* [YOUR INSTRUCTIONS]: Select the lines that contain "style" and copy each of them.

* [PROVIDED INFORMATION]:
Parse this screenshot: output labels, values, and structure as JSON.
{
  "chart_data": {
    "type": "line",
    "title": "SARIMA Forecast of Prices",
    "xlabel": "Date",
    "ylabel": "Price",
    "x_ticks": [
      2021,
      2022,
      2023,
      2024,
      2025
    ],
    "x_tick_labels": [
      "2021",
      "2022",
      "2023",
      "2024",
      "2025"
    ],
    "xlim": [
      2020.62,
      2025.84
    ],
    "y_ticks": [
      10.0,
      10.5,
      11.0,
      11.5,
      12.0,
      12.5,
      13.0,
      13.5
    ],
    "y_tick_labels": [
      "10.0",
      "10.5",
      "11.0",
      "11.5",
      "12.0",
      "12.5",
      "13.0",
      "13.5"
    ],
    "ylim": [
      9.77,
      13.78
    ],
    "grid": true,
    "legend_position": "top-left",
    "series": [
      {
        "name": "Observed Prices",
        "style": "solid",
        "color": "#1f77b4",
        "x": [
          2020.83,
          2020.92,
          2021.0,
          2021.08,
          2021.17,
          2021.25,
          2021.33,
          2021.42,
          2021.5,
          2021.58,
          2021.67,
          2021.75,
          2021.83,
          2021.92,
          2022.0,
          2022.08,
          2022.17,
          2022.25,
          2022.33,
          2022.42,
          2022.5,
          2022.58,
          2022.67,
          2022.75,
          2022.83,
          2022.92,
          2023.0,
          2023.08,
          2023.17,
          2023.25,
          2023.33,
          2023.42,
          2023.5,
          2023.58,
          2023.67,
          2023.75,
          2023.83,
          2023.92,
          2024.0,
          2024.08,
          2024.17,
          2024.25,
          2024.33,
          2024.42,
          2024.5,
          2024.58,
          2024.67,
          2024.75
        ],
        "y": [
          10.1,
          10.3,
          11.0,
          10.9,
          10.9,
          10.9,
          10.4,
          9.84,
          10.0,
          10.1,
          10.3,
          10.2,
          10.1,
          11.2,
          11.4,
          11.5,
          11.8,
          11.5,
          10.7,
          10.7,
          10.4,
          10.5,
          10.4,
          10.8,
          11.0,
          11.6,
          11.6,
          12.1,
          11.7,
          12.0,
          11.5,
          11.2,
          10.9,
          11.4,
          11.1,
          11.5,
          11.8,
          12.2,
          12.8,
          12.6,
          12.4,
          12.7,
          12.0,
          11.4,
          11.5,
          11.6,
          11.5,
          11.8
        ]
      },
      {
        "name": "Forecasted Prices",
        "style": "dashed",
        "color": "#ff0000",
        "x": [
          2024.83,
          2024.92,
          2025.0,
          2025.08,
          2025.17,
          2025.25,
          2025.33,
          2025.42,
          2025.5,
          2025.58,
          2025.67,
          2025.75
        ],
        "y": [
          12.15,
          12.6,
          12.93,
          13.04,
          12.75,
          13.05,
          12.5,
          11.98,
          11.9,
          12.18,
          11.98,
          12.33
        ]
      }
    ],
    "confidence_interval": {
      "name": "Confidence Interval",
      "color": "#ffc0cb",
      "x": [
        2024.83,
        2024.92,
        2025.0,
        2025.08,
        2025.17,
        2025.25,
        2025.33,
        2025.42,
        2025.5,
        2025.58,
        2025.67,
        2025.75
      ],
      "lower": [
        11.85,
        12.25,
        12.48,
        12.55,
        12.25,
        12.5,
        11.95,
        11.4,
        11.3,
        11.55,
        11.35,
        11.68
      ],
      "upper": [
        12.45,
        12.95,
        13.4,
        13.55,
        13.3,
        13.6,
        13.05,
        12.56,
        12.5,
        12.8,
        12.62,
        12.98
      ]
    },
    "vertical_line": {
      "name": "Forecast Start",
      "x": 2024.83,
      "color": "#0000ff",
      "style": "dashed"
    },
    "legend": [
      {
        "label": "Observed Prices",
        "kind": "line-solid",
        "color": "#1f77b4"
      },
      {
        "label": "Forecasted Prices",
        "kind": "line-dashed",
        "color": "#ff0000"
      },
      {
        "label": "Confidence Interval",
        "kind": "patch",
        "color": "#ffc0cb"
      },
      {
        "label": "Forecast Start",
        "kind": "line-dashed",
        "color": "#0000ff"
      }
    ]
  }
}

* [SOLUTION FOR THIS TASK]:
        "style": "solid",
        "style": "dashed",
      "style": "dashed"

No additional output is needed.